- Exercise directions
Reply with nothing except the number of lines that contain the word "confidence".

Data excerpts:
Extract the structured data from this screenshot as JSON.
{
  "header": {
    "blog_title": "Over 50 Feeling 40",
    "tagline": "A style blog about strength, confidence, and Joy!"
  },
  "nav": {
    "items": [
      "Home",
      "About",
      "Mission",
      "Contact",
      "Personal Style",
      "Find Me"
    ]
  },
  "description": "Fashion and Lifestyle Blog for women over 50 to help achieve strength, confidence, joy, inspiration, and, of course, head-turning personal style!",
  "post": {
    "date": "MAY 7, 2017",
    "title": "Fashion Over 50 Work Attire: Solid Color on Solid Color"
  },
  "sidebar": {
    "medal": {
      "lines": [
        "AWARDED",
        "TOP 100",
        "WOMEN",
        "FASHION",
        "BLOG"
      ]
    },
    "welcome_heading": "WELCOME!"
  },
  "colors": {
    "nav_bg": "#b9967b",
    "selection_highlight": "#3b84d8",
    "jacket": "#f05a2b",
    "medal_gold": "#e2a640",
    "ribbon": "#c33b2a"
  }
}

...

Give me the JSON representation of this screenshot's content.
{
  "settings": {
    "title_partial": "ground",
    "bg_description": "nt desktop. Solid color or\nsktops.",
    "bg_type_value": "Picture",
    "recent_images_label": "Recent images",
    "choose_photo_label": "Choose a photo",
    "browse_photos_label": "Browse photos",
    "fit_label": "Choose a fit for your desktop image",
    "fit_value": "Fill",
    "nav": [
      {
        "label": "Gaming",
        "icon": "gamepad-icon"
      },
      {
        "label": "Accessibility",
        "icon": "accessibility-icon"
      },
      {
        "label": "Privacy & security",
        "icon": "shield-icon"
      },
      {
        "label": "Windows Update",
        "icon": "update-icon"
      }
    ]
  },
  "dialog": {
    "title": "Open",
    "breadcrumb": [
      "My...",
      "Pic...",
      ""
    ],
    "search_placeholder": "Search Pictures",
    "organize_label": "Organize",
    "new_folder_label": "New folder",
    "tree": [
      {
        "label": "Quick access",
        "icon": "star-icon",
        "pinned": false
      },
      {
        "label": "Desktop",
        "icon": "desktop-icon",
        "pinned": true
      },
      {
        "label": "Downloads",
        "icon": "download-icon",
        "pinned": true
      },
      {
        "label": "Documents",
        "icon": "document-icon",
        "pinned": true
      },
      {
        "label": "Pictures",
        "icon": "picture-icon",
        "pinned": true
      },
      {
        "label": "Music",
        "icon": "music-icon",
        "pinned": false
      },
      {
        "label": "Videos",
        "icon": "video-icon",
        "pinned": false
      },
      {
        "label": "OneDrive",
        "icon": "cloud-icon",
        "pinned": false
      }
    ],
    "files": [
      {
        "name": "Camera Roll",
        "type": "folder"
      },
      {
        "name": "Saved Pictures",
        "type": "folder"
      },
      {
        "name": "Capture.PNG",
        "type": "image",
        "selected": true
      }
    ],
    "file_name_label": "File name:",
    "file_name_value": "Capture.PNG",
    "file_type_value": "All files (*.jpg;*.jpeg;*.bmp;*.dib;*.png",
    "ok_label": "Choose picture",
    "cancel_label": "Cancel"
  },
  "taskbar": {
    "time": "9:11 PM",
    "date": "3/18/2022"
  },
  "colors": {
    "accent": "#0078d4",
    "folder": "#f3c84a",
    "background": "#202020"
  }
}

- Response to this task
2